> Surowe dane:
= = = =

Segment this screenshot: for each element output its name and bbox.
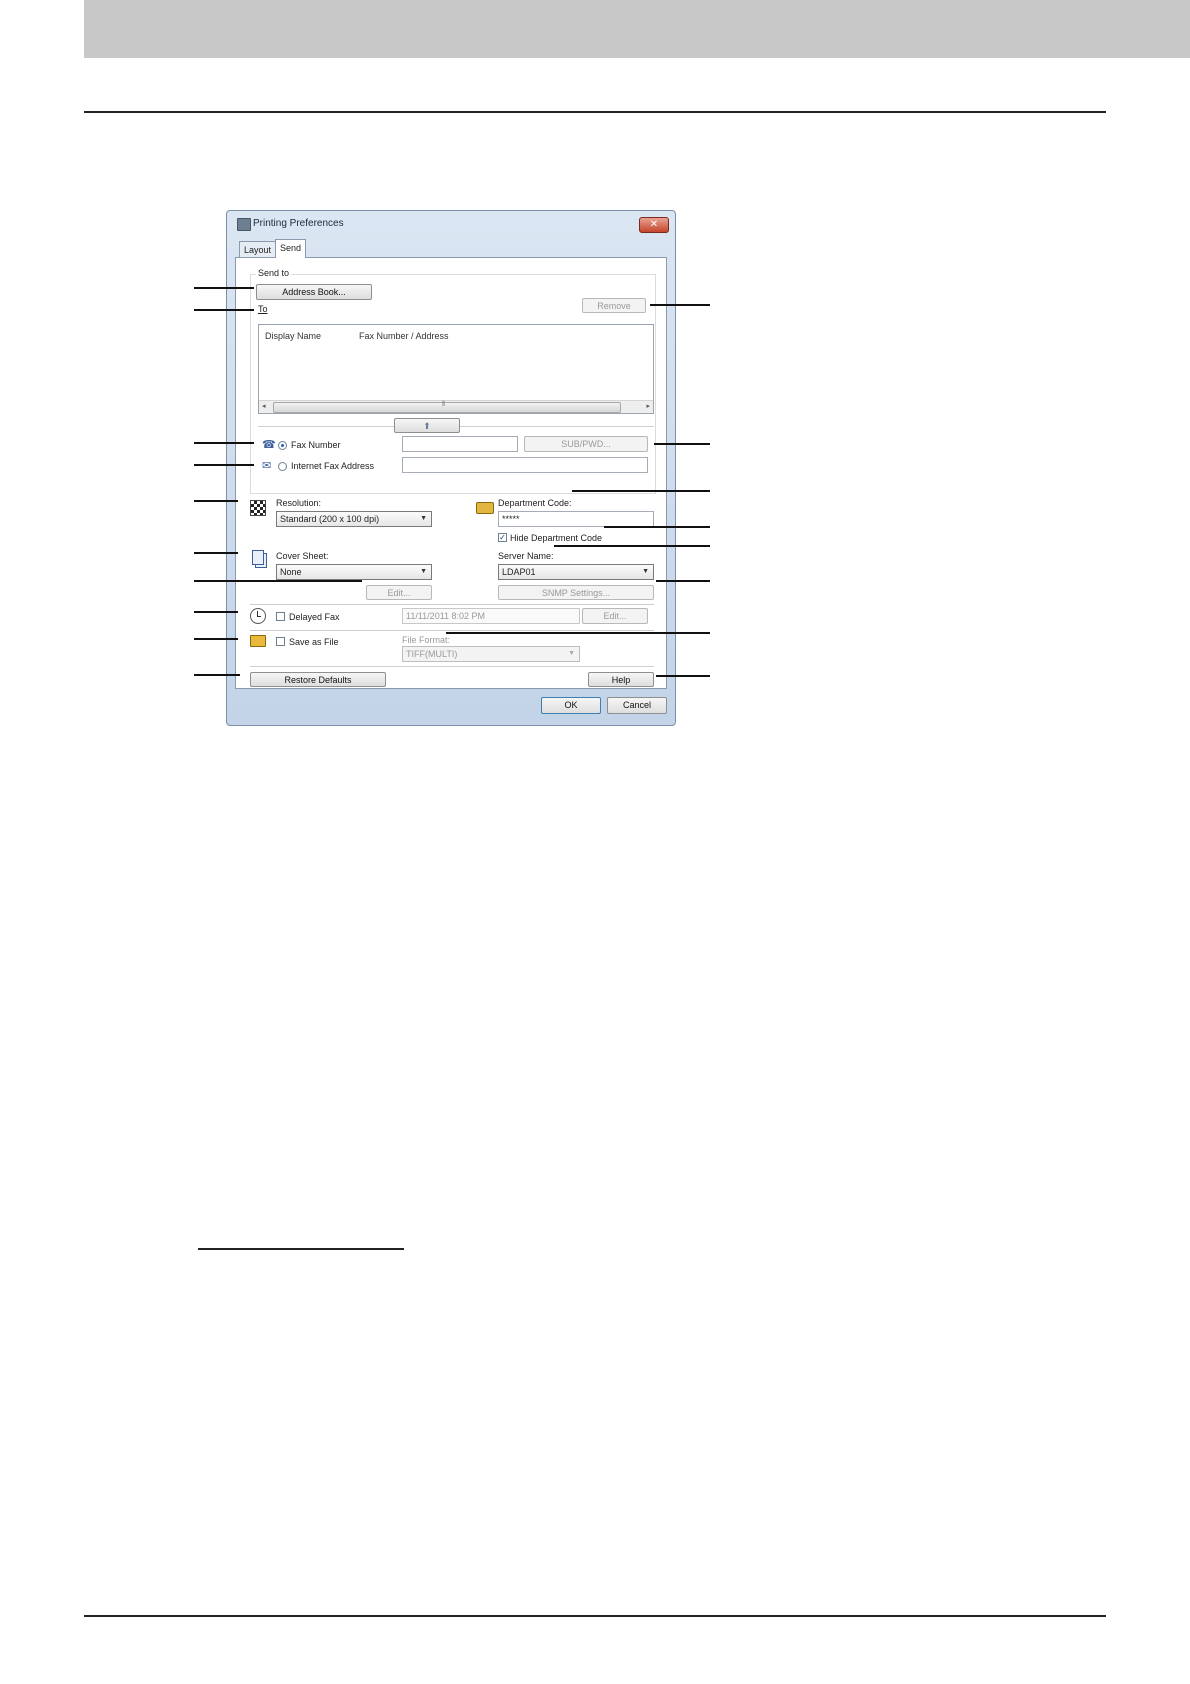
add-recipient-button[interactable]: ⬆ bbox=[394, 418, 460, 433]
delayed-fax-edit-button[interactable]: Edit... bbox=[582, 608, 648, 624]
note-rule bbox=[198, 1248, 404, 1250]
chevron-down-icon: ▼ bbox=[420, 568, 427, 575]
recipient-list[interactable]: Display Name Fax Number / Address ◂ ⦀ ▸ bbox=[258, 324, 654, 414]
delayed-fax-label: Delayed Fax bbox=[289, 612, 340, 622]
file-format-label: File Format: bbox=[402, 635, 451, 645]
divider bbox=[460, 426, 654, 427]
key-icon bbox=[476, 502, 494, 514]
fax-number-radio[interactable] bbox=[278, 441, 287, 450]
clock-icon bbox=[250, 608, 266, 624]
callout-line bbox=[194, 287, 254, 289]
divider bbox=[250, 666, 654, 667]
tab-layout[interactable]: Layout bbox=[239, 241, 277, 257]
divider bbox=[258, 426, 394, 427]
server-name-select[interactable]: LDAP01 ▼ bbox=[498, 564, 654, 580]
server-name-label: Server Name: bbox=[498, 551, 554, 561]
send-tab-panel: Send to Address Book... Remove To Displa… bbox=[235, 257, 667, 689]
email-icon: ✉ bbox=[262, 460, 272, 472]
send-to-label: Send to bbox=[256, 268, 292, 278]
callout-line bbox=[194, 674, 240, 676]
callout-line bbox=[656, 580, 710, 582]
folder-icon bbox=[250, 635, 266, 647]
horizontal-scrollbar[interactable]: ◂ ⦀ ▸ bbox=[259, 400, 653, 413]
pages-icon bbox=[252, 550, 264, 565]
printing-preferences-dialog: Printing Preferences ✕ Layout Send Send … bbox=[226, 210, 676, 726]
cancel-button[interactable]: Cancel bbox=[607, 697, 667, 714]
callout-line bbox=[194, 552, 238, 554]
remove-button[interactable]: Remove bbox=[582, 298, 646, 313]
address-book-button[interactable]: Address Book... bbox=[256, 284, 372, 300]
callout-line bbox=[194, 442, 254, 444]
callout-line bbox=[194, 464, 254, 466]
callout-line bbox=[446, 632, 710, 634]
resolution-value: Standard (200 x 100 dpi) bbox=[280, 514, 380, 524]
callout-line bbox=[194, 500, 238, 502]
callout-line bbox=[554, 545, 710, 547]
scroll-grip-icon: ⦀ bbox=[442, 401, 446, 408]
scroll-thumb[interactable]: ⦀ bbox=[273, 401, 621, 413]
dialog-title: Printing Preferences bbox=[253, 218, 344, 229]
close-button[interactable]: ✕ bbox=[639, 217, 669, 233]
chevron-down-icon: ▼ bbox=[420, 515, 427, 522]
internet-fax-radio[interactable] bbox=[278, 462, 287, 471]
callout-line bbox=[194, 580, 362, 582]
save-as-file-label: Save as File bbox=[289, 637, 339, 647]
scroll-left-icon[interactable]: ◂ bbox=[262, 401, 266, 413]
hide-department-checkbox[interactable]: ✓ bbox=[498, 533, 507, 542]
callout-line bbox=[654, 443, 710, 445]
tab-send[interactable]: Send bbox=[275, 239, 307, 258]
callout-line bbox=[650, 304, 710, 306]
title-bar[interactable]: Printing Preferences ✕ bbox=[227, 211, 675, 237]
sub-pwd-button[interactable]: SUB/PWD... bbox=[524, 436, 648, 452]
callout-line bbox=[604, 526, 710, 528]
column-fax-number[interactable]: Fax Number / Address bbox=[359, 331, 449, 341]
save-as-file-checkbox[interactable] bbox=[276, 637, 285, 646]
callout-line bbox=[194, 611, 238, 613]
callout-line bbox=[572, 490, 710, 492]
page-header-band bbox=[84, 0, 1190, 58]
snmp-settings-button[interactable]: SNMP Settings... bbox=[498, 585, 654, 600]
fax-number-label: Fax Number bbox=[291, 440, 341, 450]
scroll-right-icon[interactable]: ▸ bbox=[646, 401, 650, 413]
hide-department-label: Hide Department Code bbox=[510, 533, 603, 543]
callout-line bbox=[194, 638, 238, 640]
callout-line bbox=[194, 309, 254, 311]
cover-edit-button[interactable]: Edit... bbox=[366, 585, 432, 600]
header-rule bbox=[84, 111, 1106, 113]
help-button[interactable]: Help bbox=[588, 672, 654, 687]
delayed-fax-datetime[interactable]: 11/11/2011 8:02 PM bbox=[402, 608, 580, 624]
cover-sheet-label: Cover Sheet: bbox=[276, 551, 329, 561]
delayed-fax-checkbox[interactable] bbox=[276, 612, 285, 621]
resolution-label: Resolution: bbox=[276, 498, 322, 508]
cover-sheet-select[interactable]: None ▼ bbox=[276, 564, 432, 580]
to-label: To bbox=[258, 304, 268, 314]
internet-fax-input[interactable] bbox=[402, 457, 648, 473]
department-code-input[interactable]: ***** bbox=[498, 511, 654, 527]
divider bbox=[250, 604, 654, 605]
server-name-value: LDAP01 bbox=[502, 567, 536, 577]
checker-icon bbox=[250, 500, 266, 516]
ok-button[interactable]: OK bbox=[541, 697, 601, 714]
printer-icon bbox=[237, 218, 251, 231]
department-code-label: Department Code: bbox=[498, 498, 572, 508]
chevron-down-icon: ▼ bbox=[568, 650, 575, 657]
fax-icon: ☎ bbox=[262, 439, 276, 451]
restore-defaults-button[interactable]: Restore Defaults bbox=[250, 672, 386, 687]
file-format-value: TIFF(MULTI) bbox=[406, 649, 458, 659]
internet-fax-label: Internet Fax Address bbox=[291, 461, 375, 471]
callout-line bbox=[656, 675, 710, 677]
cover-sheet-value: None bbox=[280, 567, 302, 577]
file-format-select[interactable]: TIFF(MULTI) ▼ bbox=[402, 646, 580, 662]
chevron-down-icon: ▼ bbox=[642, 568, 649, 575]
footer-rule bbox=[84, 1615, 1106, 1617]
fax-number-input[interactable] bbox=[402, 436, 518, 452]
divider bbox=[250, 630, 654, 631]
column-display-name[interactable]: Display Name bbox=[265, 331, 321, 341]
resolution-select[interactable]: Standard (200 x 100 dpi) ▼ bbox=[276, 511, 432, 527]
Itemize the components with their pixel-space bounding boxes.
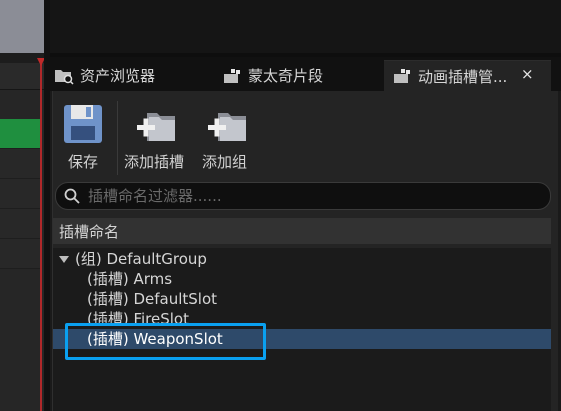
tab-montage-sections[interactable]: 蒙太奇片段 [222,60,372,91]
close-icon[interactable]: × [521,65,534,83]
slot-label: (插槽) DefaultSlot [87,290,218,308]
timeline-header [0,63,44,90]
timeline-track[interactable] [0,209,40,239]
annotation-highlight-box [65,323,266,360]
viewport-preview [0,0,44,53]
add-group-label: 添加组 [202,153,248,171]
timeline-track[interactable] [0,179,40,209]
timeline-track[interactable] [0,239,40,269]
upper-panel [50,0,561,53]
toolbar-separator [117,101,118,175]
save-button[interactable]: 保存 [62,101,104,172]
group-label: (组) DefaultGroup [75,250,207,268]
tree-slot-defaultslot[interactable]: (插槽) DefaultSlot [87,289,217,309]
tab-label: 资产浏览器 [80,67,156,85]
timeline-track[interactable] [0,149,40,179]
add-slot-label: 添加插槽 [124,153,185,171]
add-group-icon [204,101,246,145]
slot-label: (插槽) Arms [87,270,173,288]
chevron-down-icon[interactable] [59,256,69,263]
playhead-line[interactable] [40,63,42,411]
slot-filter-search [55,182,551,210]
tree-slot-arms[interactable]: (插槽) Arms [87,269,172,289]
anim-slot-icon [392,67,412,85]
search-input[interactable] [86,186,530,206]
folder-search-icon [54,67,74,85]
add-group-button[interactable]: 添加组 [202,101,247,172]
save-label: 保存 [67,153,98,171]
tab-label: 蒙太奇片段 [248,67,324,85]
tab-label: 动画插槽管... [418,67,508,86]
add-slot-button[interactable]: 添加插槽 [124,101,184,172]
add-slot-icon [133,101,175,145]
tab-asset-browser[interactable]: 资产浏览器 [54,60,184,91]
search-icon [64,188,80,204]
timeline-track-active[interactable] [0,119,40,149]
montage-icon [222,67,242,85]
tree-group-defaultgroup[interactable]: (组) DefaultGroup [59,249,207,269]
save-icon [62,101,104,145]
slot-name-column-header[interactable]: 插槽命名 [53,218,551,244]
column-header-label: 插槽命名 [59,222,120,241]
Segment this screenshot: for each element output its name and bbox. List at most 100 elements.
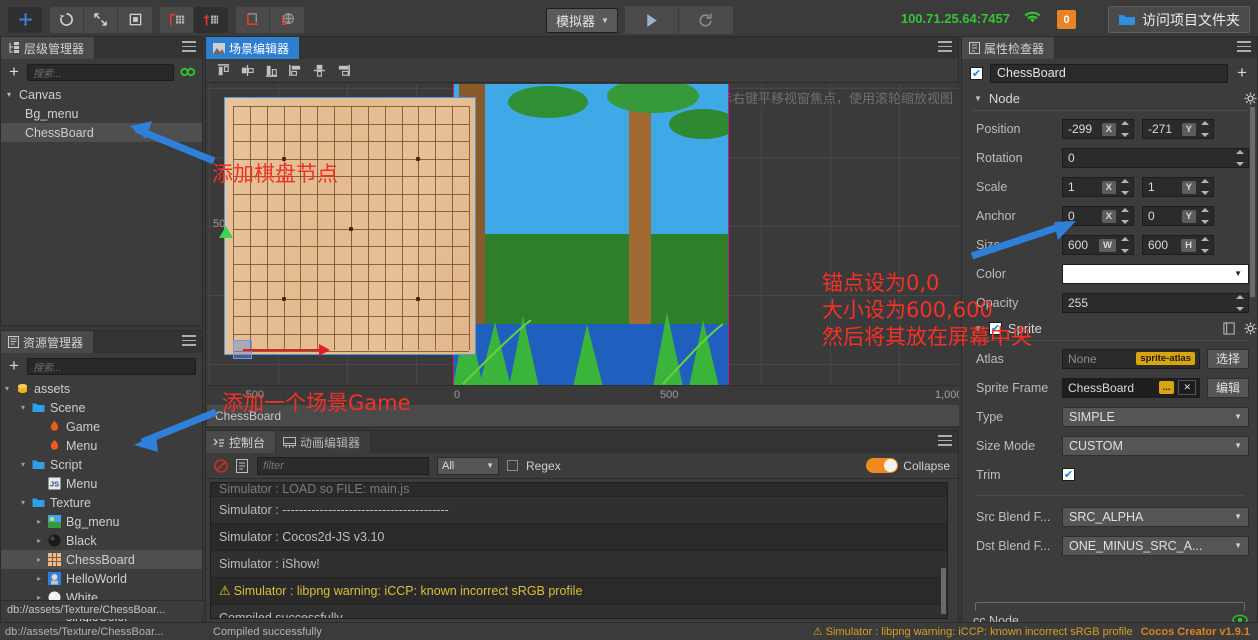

= = = =

> Polecenie: Wypisz bez zmian wiersze od tego, który zawiera „add-recipient-button[interactable]: ⬆ bbox=[394, 418, 460, 433]”, do tego, który zawiera „delayed-fax-label: Delayed Fax”, łącznie z oboma.

> Odpowiedź:
add-recipient-button[interactable]: ⬆ bbox=[394, 418, 460, 433]
delayed-fax-edit-button[interactable]: Edit... bbox=[582, 608, 648, 624]
note-rule bbox=[198, 1248, 404, 1250]
chevron-down-icon: ▼ bbox=[420, 568, 427, 575]
recipient-list[interactable]: Display Name Fax Number / Address ◂ ⦀ ▸ bbox=[258, 324, 654, 414]
delayed-fax-label: Delayed Fax bbox=[289, 612, 340, 622]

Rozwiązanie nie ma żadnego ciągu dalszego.